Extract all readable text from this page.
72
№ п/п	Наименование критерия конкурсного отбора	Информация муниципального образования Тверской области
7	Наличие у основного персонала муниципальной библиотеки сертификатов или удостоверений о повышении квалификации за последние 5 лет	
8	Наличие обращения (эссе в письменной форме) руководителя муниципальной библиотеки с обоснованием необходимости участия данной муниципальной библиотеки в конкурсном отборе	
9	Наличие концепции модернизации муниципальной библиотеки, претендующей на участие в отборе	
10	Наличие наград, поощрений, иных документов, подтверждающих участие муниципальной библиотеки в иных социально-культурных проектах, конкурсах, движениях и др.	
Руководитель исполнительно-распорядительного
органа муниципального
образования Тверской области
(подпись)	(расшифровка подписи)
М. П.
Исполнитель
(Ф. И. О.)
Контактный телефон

WHAT YOU SHOULD DO
Every entry above should be retyped exactly as shown.

ANSWER BELOW
Extract all readable text from this page.
72
№ п/п	Наименование критерия конкурсного отбора	Информация муниципального образования Тверской области
7	Наличие у основного персонала муниципальной библиотеки сертификатов или удостоверений о повышении квалификации за последние 5 лет	
8	Наличие обращения (эссе в письменной форме) руководителя муниципальной библиотеки с обоснованием необходимости участия данной муниципальной библиотеки в конкурсном отборе	
9	Наличие концепции модернизации муниципальной библиотеки, претендующей на участие в отборе	
10	Наличие наград, поощрений, иных документов, подтверждающих участие муниципальной библиотеки в иных социально-культурных проектах, конкурсах, движениях и др.	
Руководитель исполнительно-распорядительного
органа муниципального
образования Тверской области
(подпись)	(расшифровка подписи)
М. П.
Исполнитель
(Ф. И. О.)
Контактный телефон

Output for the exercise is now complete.